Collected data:
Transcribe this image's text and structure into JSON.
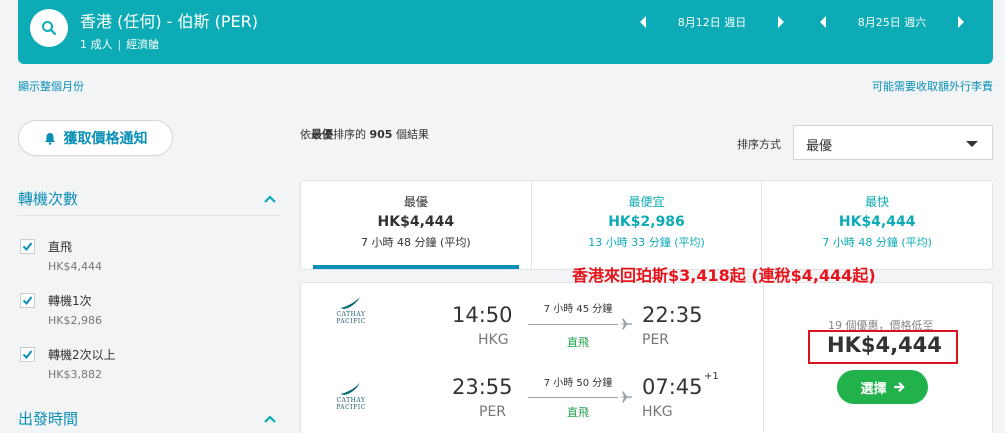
{
  "header": {
    "route": "香港 (任何) - 伯斯 (PER)",
    "passengers": "1 成人",
    "cabin": "經濟艙",
    "depart_date": "8月12日 週日",
    "return_date": "8月25日 週六",
    "accent": "#0cabb5"
  },
  "links": {
    "show_month": "顯示整個月份",
    "baggage_fee": "可能需要收取額外行李費"
  },
  "alert_button": {
    "label": "獲取價格通知",
    "icon": "bell-icon"
  },
  "filters": {
    "stops_title": "轉機次數",
    "stops": [
      {
        "label": "直飛",
        "price": "HK$4,444",
        "checked": true
      },
      {
        "label": "轉機1次",
        "price": "HK$2,986",
        "checked": true
      },
      {
        "label": "轉機2次以上",
        "price": "HK$3,882",
        "checked": true
      }
    ],
    "departure_title": "出發時間"
  },
  "results": {
    "summary_prefix": "依",
    "summary_bold": "最優",
    "summary_mid": "排序的",
    "summary_count": "905",
    "summary_suffix": "個結果",
    "sort_label": "排序方式",
    "sort_value": "最優"
  },
  "tabs": [
    {
      "title": "最優",
      "price": "HK$4,444",
      "duration": "7 小時 48 分鐘 (平均)",
      "active": true
    },
    {
      "title": "最便宜",
      "price": "HK$2,986",
      "duration": "13 小時 33 分鐘 (平均)",
      "active": false
    },
    {
      "title": "最快",
      "price": "HK$4,444",
      "duration": "7 小時 48 分鐘 (平均)",
      "active": false
    }
  ],
  "promo_text": "香港來回珀斯$3,418起 (連稅$4,444起)",
  "result_card": {
    "airline": "CATHAY PACIFIC",
    "outbound": {
      "depart_time": "14:50",
      "depart_code": "HKG",
      "arrive_time": "22:35",
      "arrive_code": "PER",
      "duration": "7 小時 45 分鐘",
      "stops": "直飛"
    },
    "inbound": {
      "depart_time": "23:55",
      "depart_code": "PER",
      "arrive_time": "07:45",
      "arrive_code": "HKG",
      "day_offset": "+1",
      "duration": "7 小時 50 分鐘",
      "stops": "直飛"
    },
    "deals": "19 個優惠，價格低至",
    "price": "HK$4,444",
    "select_label": "選擇"
  }
}
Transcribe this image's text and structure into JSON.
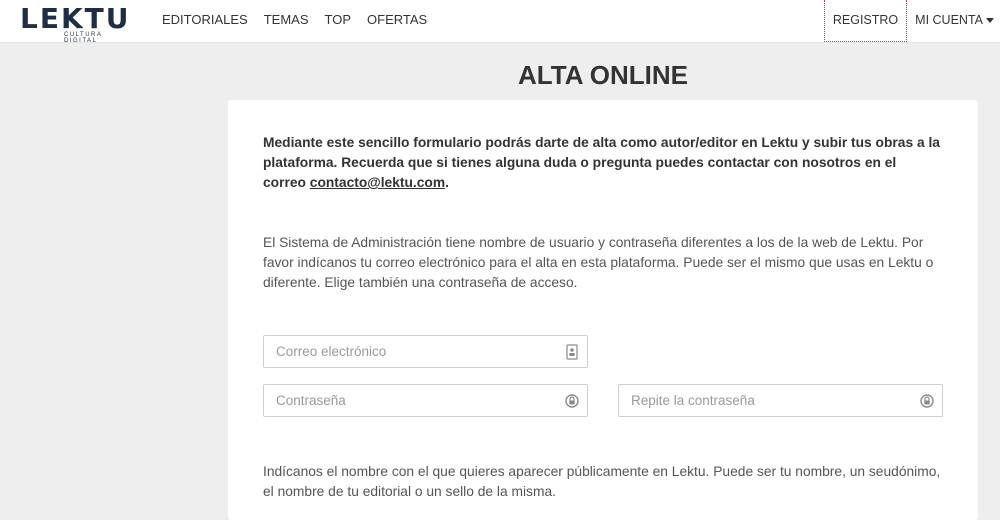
{
  "brand": {
    "name": "LEKTU",
    "tagline": "CULTURA DIGITAL",
    "color": "#1e2e45"
  },
  "nav": {
    "links": [
      "EDITORIALES",
      "TEMAS",
      "TOP",
      "OFERTAS"
    ],
    "registro": "REGISTRO",
    "mi_cuenta": "MI CUENTA"
  },
  "page": {
    "title": "ALTA ONLINE"
  },
  "form": {
    "intro_text": "Mediante este sencillo formulario podrás darte de alta como autor/editor en Lektu y subir tus obras a la plataforma. Recuerda que si tienes alguna duda o pregunta puedes contactar con nosotros en el correo ",
    "contact_email": "contacto@lektu.com",
    "intro_end": ".",
    "info_text": "El Sistema de Administración tiene nombre de usuario y contraseña diferentes a los de la web de Lektu. Por favor indícanos tu correo electrónico para el alta en esta plataforma. Puede ser el mismo que usas en Lektu o diferente. Elige también una contraseña de acceso.",
    "email_placeholder": "Correo electrónico",
    "password_placeholder": "Contraseña",
    "repeat_password_placeholder": "Repite la contraseña",
    "name_text": "Indícanos el nombre con el que quieres aparecer públicamente en Lektu. Puede ser tu nombre, un seudónimo, el nombre de tu editorial o un sello de la misma."
  },
  "icons": {
    "email_field": "contact-card-icon",
    "password_field": "lock-icon"
  }
}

* Given exercise: All of the records need repeating exactly, except for the pictures.

* Reply:
Transcribe this image's text and structure into JSON.
{
  "header": {
    "route": "香港 (任何) - 伯斯 (PER)",
    "passengers": "1 成人",
    "cabin": "經濟艙",
    "depart_date": "8月12日 週日",
    "return_date": "8月25日 週六",
    "accent": "#0cabb5"
  },
  "links": {
    "show_month": "顯示整個月份",
    "baggage_fee": "可能需要收取額外行李費"
  },
  "alert_button": {
    "label": "獲取價格通知",
    "icon": "bell-icon"
  },
  "filters": {
    "stops_title": "轉機次數",
    "stops": [
      {
        "label": "直飛",
        "price": "HK$4,444",
        "checked": true
      },
      {
        "label": "轉機1次",
        "price": "HK$2,986",
        "checked": true
      },
      {
        "label": "轉機2次以上",
        "price": "HK$3,882",
        "checked": true
      }
    ],
    "departure_title": "出發時間"
  },
  "results": {
    "summary_prefix": "依",
    "summary_bold": "最優",
    "summary_mid": "排序的",
    "summary_count": "905",
    "summary_suffix": "個結果",
    "sort_label": "排序方式",
    "sort_value": "最優"
  },
  "tabs": [
    {
      "title": "最優",
      "price": "HK$4,444",
      "duration": "7 小時 48 分鐘 (平均)",
      "active": true
    },
    {
      "title": "最便宜",
      "price": "HK$2,986",
      "duration": "13 小時 33 分鐘 (平均)",
      "active": false
    },
    {
      "title": "最快",
      "price": "HK$4,444",
      "duration": "7 小時 48 分鐘 (平均)",
      "active": false
    }
  ],
  "promo_text": "香港來回珀斯$3,418起 (連稅$4,444起)",
  "result_card": {
    "airline": "CATHAY PACIFIC",
    "outbound": {
      "depart_time": "14:50",
      "depart_code": "HKG",
      "arrive_time": "22:35",
      "arrive_code": "PER",
      "duration": "7 小時 45 分鐘",
      "stops": "直飛"
    },
    "inbound": {
      "depart_time": "23:55",
      "depart_code": "PER",
      "arrive_time": "07:45",
      "arrive_code": "HKG",
      "day_offset": "+1",
      "duration": "7 小時 50 分鐘",
      "stops": "直飛"
    },
    "deals": "19 個優惠，價格低至",
    "price": "HK$4,444",
    "select_label": "選擇"
  }
}
Transcribe this image's text and structure into JSON.
{
  "brand": {
    "name": "LEKTU",
    "tagline": "CULTURA DIGITAL",
    "color": "#1e2e45"
  },
  "nav": {
    "links": [
      "EDITORIALES",
      "TEMAS",
      "TOP",
      "OFERTAS"
    ],
    "registro": "REGISTRO",
    "mi_cuenta": "MI CUENTA"
  },
  "page": {
    "title": "ALTA ONLINE"
  },
  "form": {
    "intro_text": "Mediante este sencillo formulario podrás darte de alta como autor/editor en Lektu y subir tus obras a la plataforma. Recuerda que si tienes alguna duda o pregunta puedes contactar con nosotros en el correo ",
    "contact_email": "contacto@lektu.com",
    "intro_end": ".",
    "info_text": "El Sistema de Administración tiene nombre de usuario y contraseña diferentes a los de la web de Lektu. Por favor indícanos tu correo electrónico para el alta en esta plataforma. Puede ser el mismo que usas en Lektu o diferente. Elige también una contraseña de acceso.",
    "email_placeholder": "Correo electrónico",
    "password_placeholder": "Contraseña",
    "repeat_password_placeholder": "Repite la contraseña",
    "name_text": "Indícanos el nombre con el que quieres aparecer públicamente en Lektu. Puede ser tu nombre, un seudónimo, el nombre de tu editorial o un sello de la misma."
  },
  "icons": {
    "email_field": "contact-card-icon",
    "password_field": "lock-icon"
  }
}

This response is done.